Objective:
Scan the material below for the string "giao", and copy every line where it shows up.

Collected data:

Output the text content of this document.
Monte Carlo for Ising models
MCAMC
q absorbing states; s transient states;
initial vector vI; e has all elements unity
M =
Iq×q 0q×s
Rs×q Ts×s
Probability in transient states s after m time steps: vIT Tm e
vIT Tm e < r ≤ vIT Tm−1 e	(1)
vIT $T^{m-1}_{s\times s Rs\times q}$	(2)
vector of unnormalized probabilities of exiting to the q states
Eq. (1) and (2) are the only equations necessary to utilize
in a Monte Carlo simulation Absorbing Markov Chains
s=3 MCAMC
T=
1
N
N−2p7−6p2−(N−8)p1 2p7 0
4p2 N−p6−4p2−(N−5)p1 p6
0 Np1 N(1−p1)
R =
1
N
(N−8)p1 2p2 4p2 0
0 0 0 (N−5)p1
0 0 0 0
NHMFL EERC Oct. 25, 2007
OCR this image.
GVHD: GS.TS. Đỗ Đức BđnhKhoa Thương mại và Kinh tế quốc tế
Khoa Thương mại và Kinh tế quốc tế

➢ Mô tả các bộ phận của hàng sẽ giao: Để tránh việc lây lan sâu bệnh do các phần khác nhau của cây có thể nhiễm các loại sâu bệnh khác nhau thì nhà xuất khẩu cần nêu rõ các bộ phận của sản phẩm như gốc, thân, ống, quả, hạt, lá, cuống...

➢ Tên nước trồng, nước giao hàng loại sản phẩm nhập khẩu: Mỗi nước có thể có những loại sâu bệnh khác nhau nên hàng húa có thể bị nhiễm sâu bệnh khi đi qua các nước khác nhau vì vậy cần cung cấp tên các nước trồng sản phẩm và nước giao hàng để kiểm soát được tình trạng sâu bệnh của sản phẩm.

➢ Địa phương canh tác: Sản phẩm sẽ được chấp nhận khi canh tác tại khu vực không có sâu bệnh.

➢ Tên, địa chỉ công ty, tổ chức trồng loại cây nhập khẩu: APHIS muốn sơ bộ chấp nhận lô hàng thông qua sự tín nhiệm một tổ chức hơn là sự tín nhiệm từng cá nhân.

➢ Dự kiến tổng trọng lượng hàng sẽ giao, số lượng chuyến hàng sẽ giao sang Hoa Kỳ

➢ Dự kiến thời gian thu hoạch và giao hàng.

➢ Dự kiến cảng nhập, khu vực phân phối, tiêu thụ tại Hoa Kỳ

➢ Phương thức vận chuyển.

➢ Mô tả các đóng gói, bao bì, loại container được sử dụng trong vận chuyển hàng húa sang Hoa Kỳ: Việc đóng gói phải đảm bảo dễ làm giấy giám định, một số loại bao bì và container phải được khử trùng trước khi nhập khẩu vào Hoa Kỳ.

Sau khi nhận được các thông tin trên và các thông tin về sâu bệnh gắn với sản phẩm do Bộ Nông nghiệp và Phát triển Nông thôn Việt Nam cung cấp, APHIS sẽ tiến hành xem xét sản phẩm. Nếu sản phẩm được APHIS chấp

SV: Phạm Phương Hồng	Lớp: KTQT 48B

Full answer:
➢ Mô tả các bộ phận của hàng sẽ giao: Để tránh việc lây lan sâu bệnh do các phần khác nhau của cây có thể nhiễm các loại sâu bệnh khác nhau thì nhà xuất khẩu cần nêu rõ các bộ phận của sản phẩm như gốc, thân, ống, quả, hạt, lá, cuống...
➢ Tên nước trồng, nước giao hàng loại sản phẩm nhập khẩu: Mỗi nước có thể có những loại sâu bệnh khác nhau nên hàng húa có thể bị nhiễm sâu bệnh khi đi qua các nước khác nhau vì vậy cần cung cấp tên các nước trồng sản phẩm và nước giao hàng để kiểm soát được tình trạng sâu bệnh của sản phẩm.
➢ Dự kiến tổng trọng lượng hàng sẽ giao, số lượng chuyến hàng sẽ giao sang Hoa Kỳ
➢ Dự kiến thời gian thu hoạch và giao hàng.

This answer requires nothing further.